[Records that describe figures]
########################################
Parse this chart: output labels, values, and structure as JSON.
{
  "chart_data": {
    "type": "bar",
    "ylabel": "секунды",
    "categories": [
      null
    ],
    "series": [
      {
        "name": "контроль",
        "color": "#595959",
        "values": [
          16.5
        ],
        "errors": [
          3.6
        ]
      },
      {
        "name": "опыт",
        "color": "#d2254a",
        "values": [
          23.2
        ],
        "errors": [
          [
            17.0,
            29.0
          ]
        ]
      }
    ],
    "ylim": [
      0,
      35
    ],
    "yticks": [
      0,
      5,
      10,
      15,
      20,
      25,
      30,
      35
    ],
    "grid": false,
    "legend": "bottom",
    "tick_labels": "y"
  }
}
########################################
[TO DO]
Set all of the entries down again, exactly as they were given.

[RESPONSE BELOW]
Parse this chart: output labels, values, and structure as JSON.
{
  "chart_data": {
    "type": "bar",
    "ylabel": "секунды",
    "categories": [
      null
    ],
    "series": [
      {
        "name": "контроль",
        "color": "#595959",
        "values": [
          16.5
        ],
        "errors": [
          3.6
        ]
      },
      {
        "name": "опыт",
        "color": "#d2254a",
        "values": [
          23.2
        ],
        "errors": [
          [
            17.0,
            29.0
          ]
        ]
      }
    ],
    "ylim": [
      0,
      35
    ],
    "yticks": [
      0,
      5,
      10,
      15,
      20,
      25,
      30,
      35
    ],
    "grid": false,
    "legend": "bottom",
    "tick_labels": "y"
  }
}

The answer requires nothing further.